◆ Task to complete:
Retype the entire listing below word for word, leaving out the pictures.

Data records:

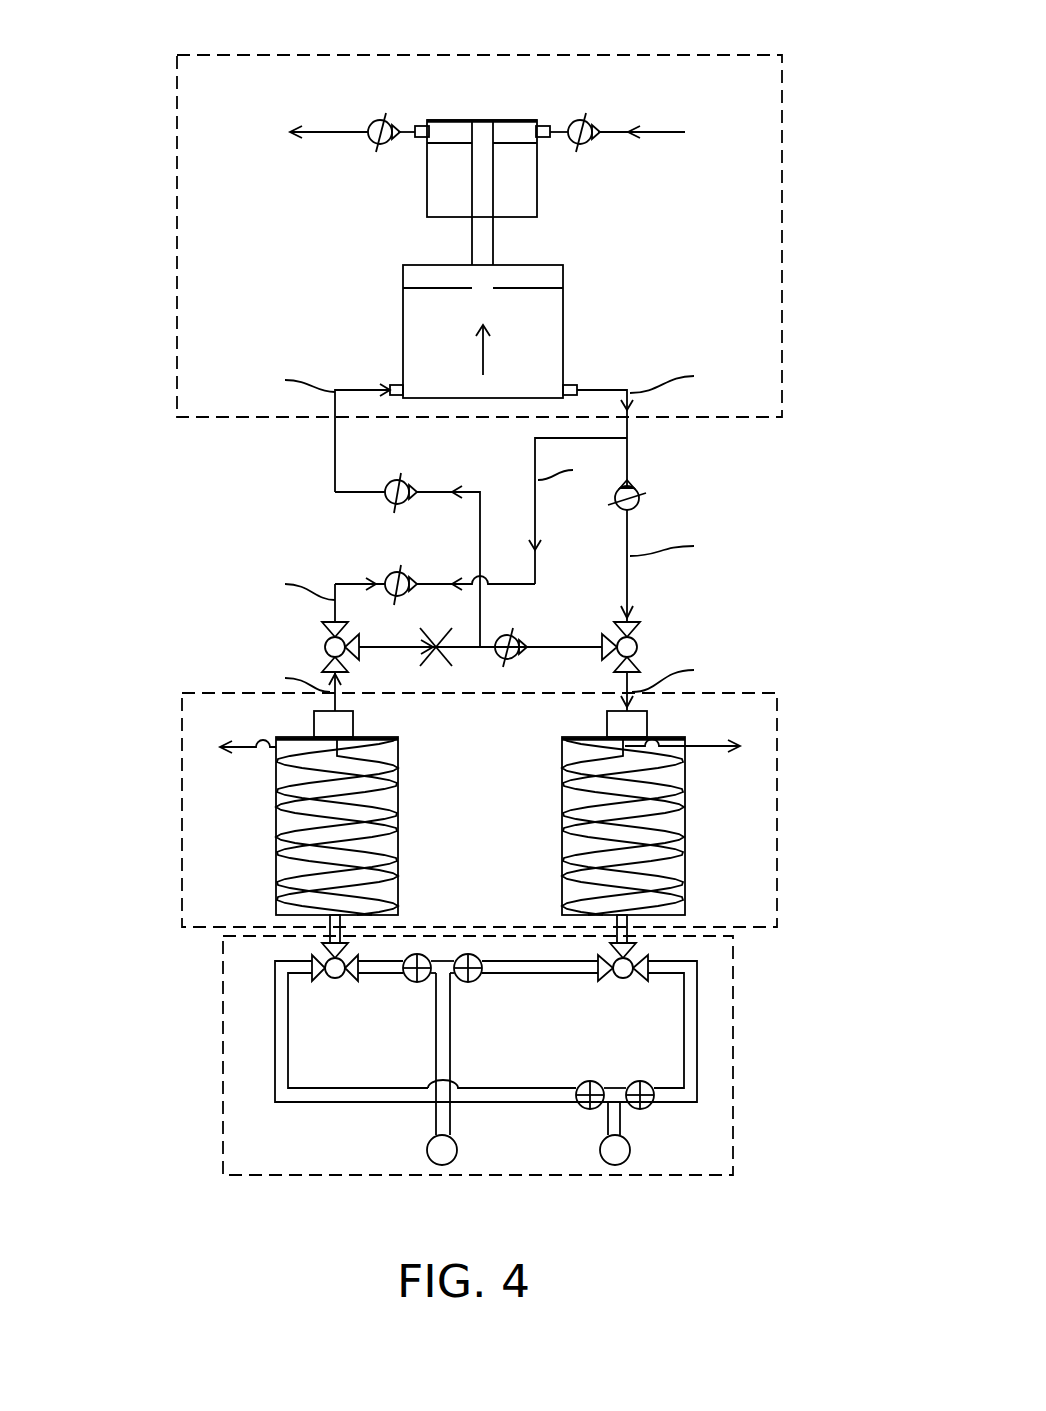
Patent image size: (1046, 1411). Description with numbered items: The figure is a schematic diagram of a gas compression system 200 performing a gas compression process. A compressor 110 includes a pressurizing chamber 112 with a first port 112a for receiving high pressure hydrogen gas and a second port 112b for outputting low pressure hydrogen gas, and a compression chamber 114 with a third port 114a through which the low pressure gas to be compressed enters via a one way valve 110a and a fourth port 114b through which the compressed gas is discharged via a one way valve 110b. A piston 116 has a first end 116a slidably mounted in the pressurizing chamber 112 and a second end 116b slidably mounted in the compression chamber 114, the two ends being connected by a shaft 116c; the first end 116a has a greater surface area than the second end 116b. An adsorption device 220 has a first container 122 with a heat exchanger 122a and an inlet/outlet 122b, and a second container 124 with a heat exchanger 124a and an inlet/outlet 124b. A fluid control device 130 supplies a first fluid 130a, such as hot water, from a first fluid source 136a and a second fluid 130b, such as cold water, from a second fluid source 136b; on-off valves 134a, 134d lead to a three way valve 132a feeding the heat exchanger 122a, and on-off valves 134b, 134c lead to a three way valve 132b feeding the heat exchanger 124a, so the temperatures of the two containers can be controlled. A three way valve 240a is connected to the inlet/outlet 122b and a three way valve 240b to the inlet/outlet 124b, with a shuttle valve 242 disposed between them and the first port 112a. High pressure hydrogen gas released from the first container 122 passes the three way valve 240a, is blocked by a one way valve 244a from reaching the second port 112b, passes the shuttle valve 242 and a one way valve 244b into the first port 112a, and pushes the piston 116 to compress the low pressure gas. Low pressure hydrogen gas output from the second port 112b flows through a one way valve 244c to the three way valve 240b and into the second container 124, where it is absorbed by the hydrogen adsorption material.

The gas compression system 200 is at (823, 1238).
The compressor 110 is at (782, 215).
The one way valve 110a is at (583, 128).
The one way valve 110b is at (378, 128).
The pressurizing chamber 112 is at (563, 293).
The first port 112a is at (392, 386).
The second port 112b is at (570, 386).
The compression chamber 114 is at (537, 170).
The third port 114a is at (543, 126).
The fourth port 114b is at (421, 126).
The piston 116 is at (104, 152).
The first end 116a is at (415, 277).
The second end 116b is at (452, 135).
The shaft 116c is at (478, 238).
The first container 122 is at (277, 847).
The heat exchanger 122a is at (288, 798).
The inlet/outlet 122b is at (325, 722).
The second container 124 is at (686, 849).
The heat exchanger 124a is at (688, 758).
The inlet/outlet 124b is at (637, 725).
The fluid control device 130 is at (732, 1046).
The first fluid 130a is at (280, 878).
The second fluid 130b is at (684, 880).
The three way valve 132a is at (310, 963).
The three way valve 132b is at (637, 947).
The on-off valve 134a is at (408, 983).
The on-off valve 134b is at (478, 983).
The on-off valve 134c is at (652, 1108).
The on-off valve 134d is at (580, 1109).
The first fluid source 136a is at (444, 1165).
The second fluid source 136b is at (605, 1163).
The adsorption device 220 is at (777, 817).
The three way valve 240a is at (325, 630).
The three way valve 240b is at (637, 630).
The shuttle valve 242 is at (420, 672).
The one way valve 244a is at (392, 580).
The one way valve 244b is at (392, 498).
The one way valve 244c is at (632, 500).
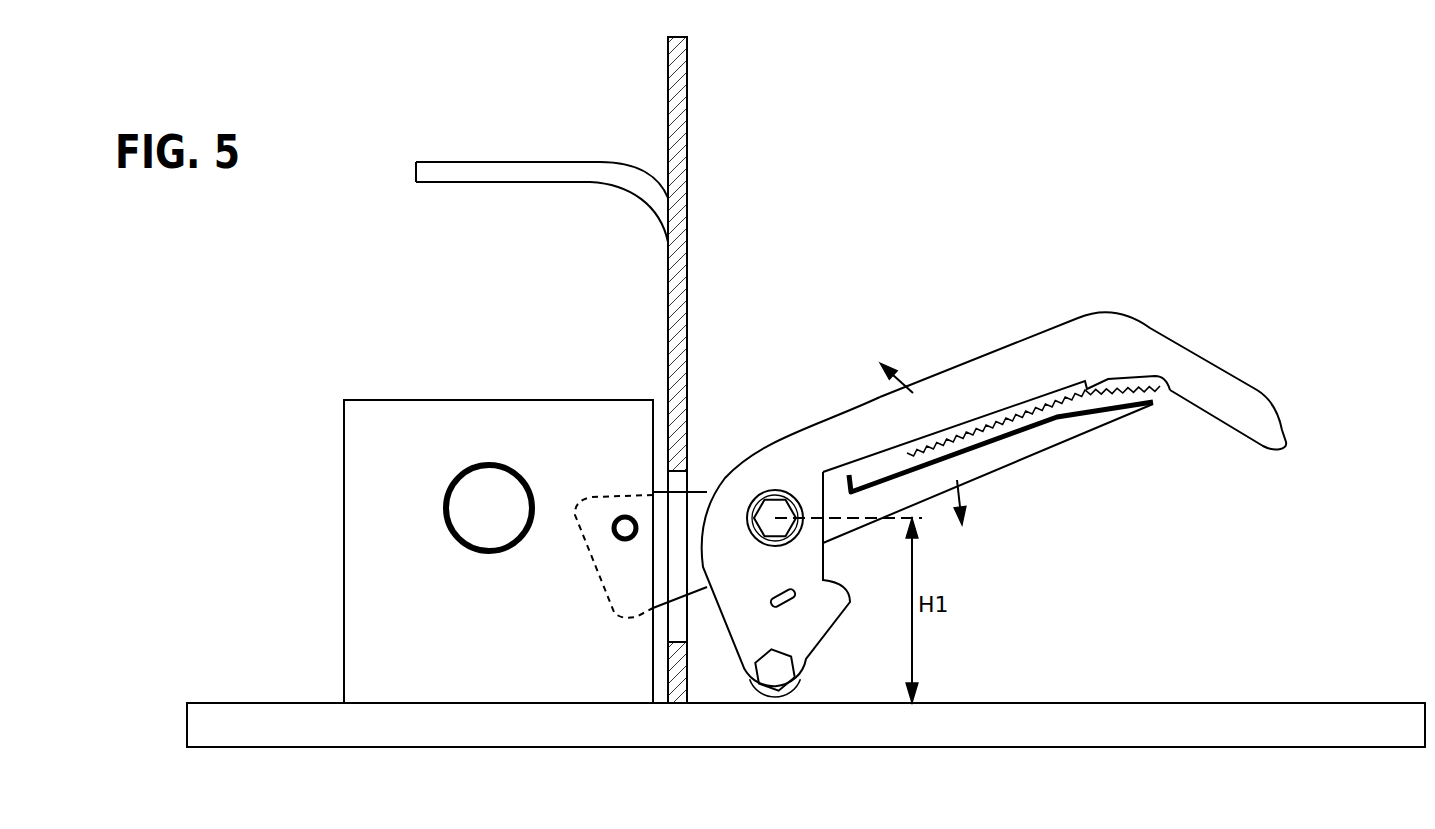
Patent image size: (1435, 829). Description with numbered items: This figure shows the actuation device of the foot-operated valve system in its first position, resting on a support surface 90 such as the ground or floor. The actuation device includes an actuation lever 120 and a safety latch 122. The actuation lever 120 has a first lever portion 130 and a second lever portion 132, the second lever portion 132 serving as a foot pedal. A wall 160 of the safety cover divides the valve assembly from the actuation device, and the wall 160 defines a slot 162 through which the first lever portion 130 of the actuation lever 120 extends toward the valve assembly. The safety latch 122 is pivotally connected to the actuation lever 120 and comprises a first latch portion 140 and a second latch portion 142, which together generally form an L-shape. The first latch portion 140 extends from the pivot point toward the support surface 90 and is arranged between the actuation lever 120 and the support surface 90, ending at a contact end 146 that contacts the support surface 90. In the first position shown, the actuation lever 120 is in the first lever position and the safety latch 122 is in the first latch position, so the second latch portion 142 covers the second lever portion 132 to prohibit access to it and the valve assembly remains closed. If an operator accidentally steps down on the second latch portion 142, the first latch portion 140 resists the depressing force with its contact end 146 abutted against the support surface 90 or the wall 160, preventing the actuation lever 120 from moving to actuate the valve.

The support surface 90 is at (1278, 705).
The actuation lever 120 is at (1103, 476).
The safety latch 122 is at (1005, 269).
The first lever portion 130 is at (696, 513).
The second lever portion 132 is at (997, 462).
The first latch portion 140 is at (810, 572).
The second latch portion 142 is at (1035, 348).
The contact end 146 is at (777, 699).
The wall 160 is at (677, 157).
The slot 162 is at (678, 483).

◆ Result below:
Patent image size: (1046, 1411). Description with numbered items: The figure is a schematic diagram of a gas compression system 200 performing a gas compression process. A compressor 110 includes a pressurizing chamber 112 with a first port 112a for receiving high pressure hydrogen gas and a second port 112b for outputting low pressure hydrogen gas, and a compression chamber 114 with a third port 114a through which the low pressure gas to be compressed enters via a one way valve 110a and a fourth port 114b through which the compressed gas is discharged via a one way valve 110b. A piston 116 has a first end 116a slidably mounted in the pressurizing chamber 112 and a second end 116b slidably mounted in the compression chamber 114, the two ends being connected by a shaft 116c; the first end 116a has a greater surface area than the second end 116b. An adsorption device 220 has a first container 122 with a heat exchanger 122a and an inlet/outlet 122b, and a second container 124 with a heat exchanger 124a and an inlet/outlet 124b. A fluid control device 130 supplies a first fluid 130a, such as hot water, from a first fluid source 136a and a second fluid 130b, such as cold water, from a second fluid source 136b; on-off valves 134a, 134d lead to a three way valve 132a feeding the heat exchanger 122a, and on-off valves 134b, 134c lead to a three way valve 132b feeding the heat exchanger 124a, so the temperatures of the two containers can be controlled. A three way valve 240a is connected to the inlet/outlet 122b and a three way valve 240b to the inlet/outlet 124b, with a shuttle valve 242 disposed between them and the first port 112a. High pressure hydrogen gas released from the first container 122 passes the three way valve 240a, is blocked by a one way valve 244a from reaching the second port 112b, passes the shuttle valve 242 and a one way valve 244b into the first port 112a, and pushes the piston 116 to compress the low pressure gas. Low pressure hydrogen gas output from the second port 112b flows through a one way valve 244c to the three way valve 240b and into the second container 124, where it is absorbed by the hydrogen adsorption material.

The gas compression system 200 is at (823, 1238).
The compressor 110 is at (782, 215).
The one way valve 110a is at (583, 128).
The one way valve 110b is at (378, 128).
The pressurizing chamber 112 is at (563, 293).
The first port 112a is at (392, 386).
The second port 112b is at (570, 386).
The compression chamber 114 is at (537, 170).
The third port 114a is at (543, 126).
The fourth port 114b is at (421, 126).
The piston 116 is at (104, 152).
The first end 116a is at (415, 277).
The second end 116b is at (452, 135).
The shaft 116c is at (478, 238).
The first container 122 is at (277, 847).
The heat exchanger 122a is at (288, 798).
The inlet/outlet 122b is at (325, 722).
The second container 124 is at (686, 849).
The heat exchanger 124a is at (688, 758).
The inlet/outlet 124b is at (637, 725).
The fluid control device 130 is at (732, 1046).
The first fluid 130a is at (280, 878).
The second fluid 130b is at (684, 880).
The three way valve 132a is at (310, 963).
The three way valve 132b is at (637, 947).
The on-off valve 134a is at (408, 983).
The on-off valve 134b is at (478, 983).
The on-off valve 134c is at (652, 1108).
The on-off valve 134d is at (580, 1109).
The first fluid source 136a is at (444, 1165).
The second fluid source 136b is at (605, 1163).
The adsorption device 220 is at (777, 817).
The three way valve 240a is at (325, 630).
The three way valve 240b is at (637, 630).
The shuttle valve 242 is at (420, 672).
The one way valve 244a is at (392, 580).
The one way valve 244b is at (392, 498).
The one way valve 244c is at (632, 500).
Patent image size: (1435, 829). Description with numbered items: This figure shows the actuation device of the foot-operated valve system in its first position, resting on a support surface 90 such as the ground or floor. The actuation device includes an actuation lever 120 and a safety latch 122. The actuation lever 120 has a first lever portion 130 and a second lever portion 132, the second lever portion 132 serving as a foot pedal. A wall 160 of the safety cover divides the valve assembly from the actuation device, and the wall 160 defines a slot 162 through which the first lever portion 130 of the actuation lever 120 extends toward the valve assembly. The safety latch 122 is pivotally connected to the actuation lever 120 and comprises a first latch portion 140 and a second latch portion 142, which together generally form an L-shape. The first latch portion 140 extends from the pivot point toward the support surface 90 and is arranged between the actuation lever 120 and the support surface 90, ending at a contact end 146 that contacts the support surface 90. In the first position shown, the actuation lever 120 is in the first lever position and the safety latch 122 is in the first latch position, so the second latch portion 142 covers the second lever portion 132 to prohibit access to it and the valve assembly remains closed. If an operator accidentally steps down on the second latch portion 142, the first latch portion 140 resists the depressing force with its contact end 146 abutted against the support surface 90 or the wall 160, preventing the actuation lever 120 from moving to actuate the valve.

The support surface 90 is at (1278, 705).
The actuation lever 120 is at (1103, 476).
The safety latch 122 is at (1005, 269).
The first lever portion 130 is at (696, 513).
The second lever portion 132 is at (997, 462).
The first latch portion 140 is at (810, 572).
The second latch portion 142 is at (1035, 348).
The contact end 146 is at (777, 699).
The wall 160 is at (677, 157).
The slot 162 is at (678, 483).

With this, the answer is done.